● Short exercise: From the entries below, copy every line where the string "hade" appears.

● Data records:

>> start

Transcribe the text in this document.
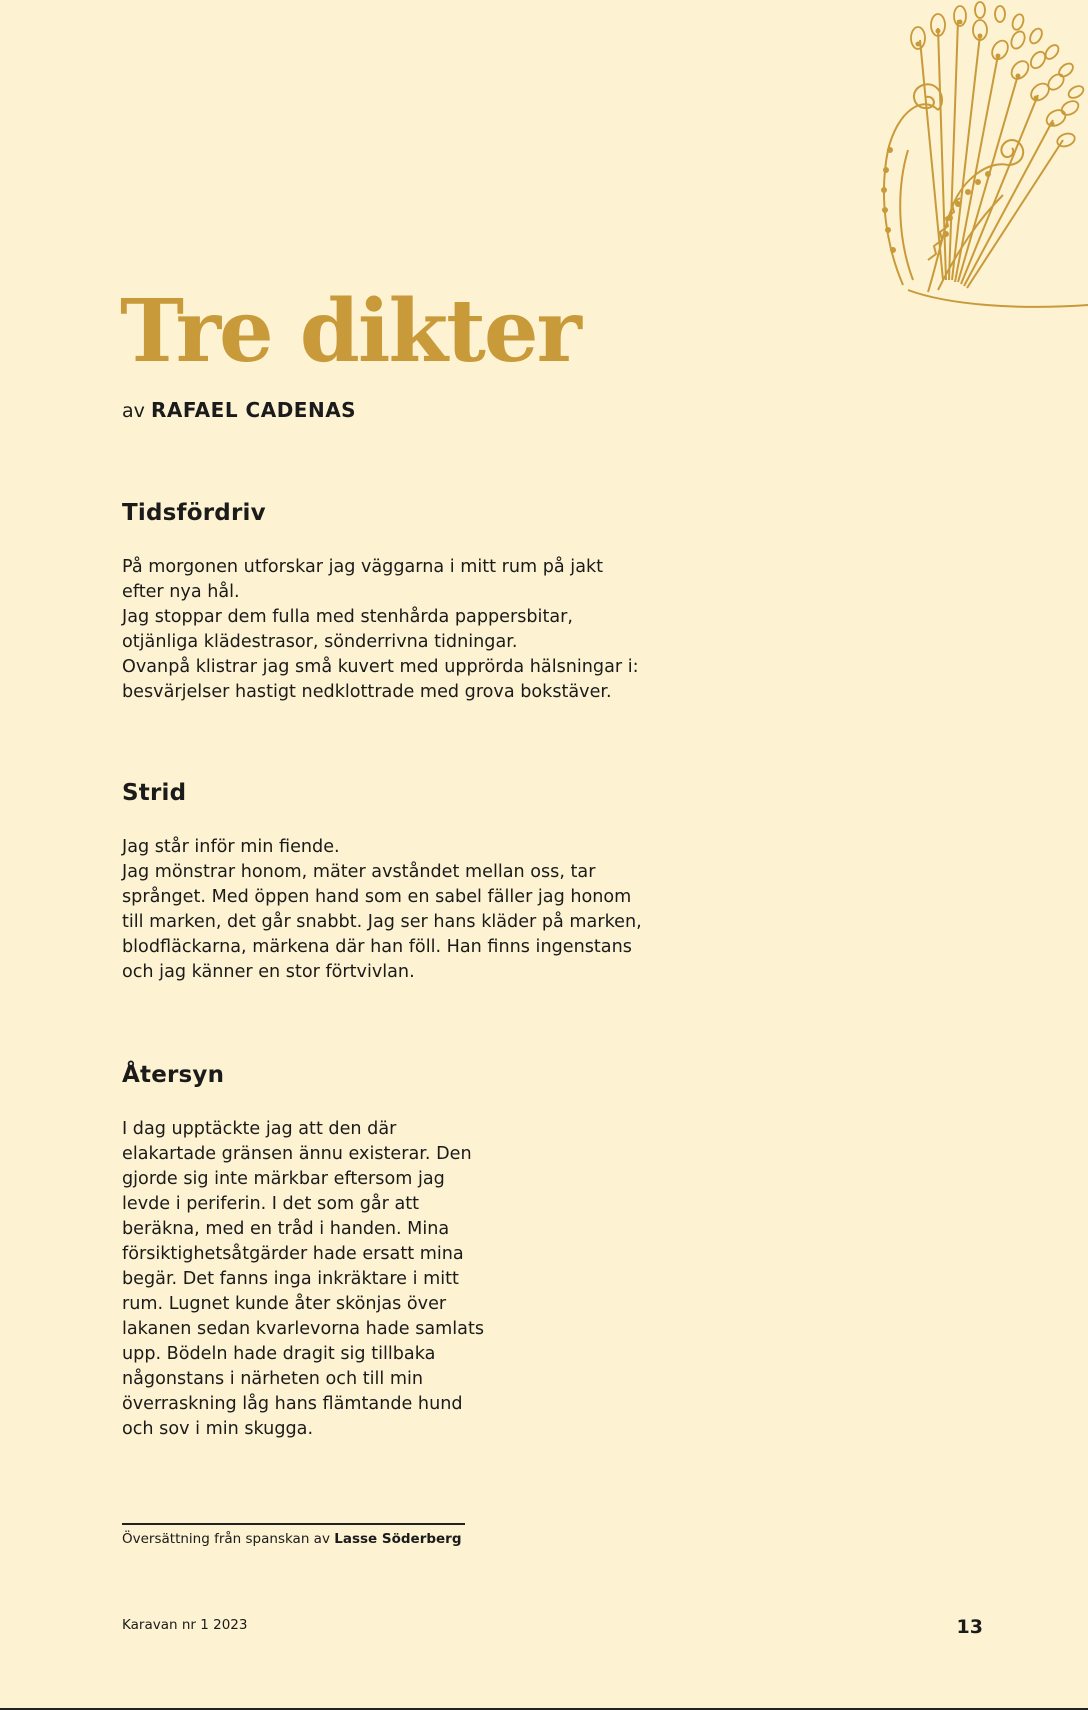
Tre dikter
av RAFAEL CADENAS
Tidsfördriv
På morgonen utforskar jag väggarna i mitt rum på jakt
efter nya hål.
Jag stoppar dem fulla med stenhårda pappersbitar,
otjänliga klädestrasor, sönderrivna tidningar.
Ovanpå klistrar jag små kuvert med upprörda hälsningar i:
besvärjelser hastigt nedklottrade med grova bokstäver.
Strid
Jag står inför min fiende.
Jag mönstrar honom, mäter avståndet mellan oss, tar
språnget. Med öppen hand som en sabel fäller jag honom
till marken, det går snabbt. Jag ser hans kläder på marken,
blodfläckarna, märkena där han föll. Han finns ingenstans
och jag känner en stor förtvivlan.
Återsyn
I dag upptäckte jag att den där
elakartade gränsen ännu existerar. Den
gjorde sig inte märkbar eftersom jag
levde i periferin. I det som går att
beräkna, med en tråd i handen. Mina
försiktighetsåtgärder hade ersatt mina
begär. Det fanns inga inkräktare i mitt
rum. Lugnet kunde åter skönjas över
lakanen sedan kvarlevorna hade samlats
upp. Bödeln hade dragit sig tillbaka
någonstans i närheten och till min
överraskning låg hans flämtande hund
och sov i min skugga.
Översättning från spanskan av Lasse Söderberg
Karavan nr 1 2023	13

>> end

● Final answer:
försiktighetsåtgärder hade ersatt mina
lakanen sedan kvarlevorna hade samlats
upp. Bödeln hade dragit sig tillbaka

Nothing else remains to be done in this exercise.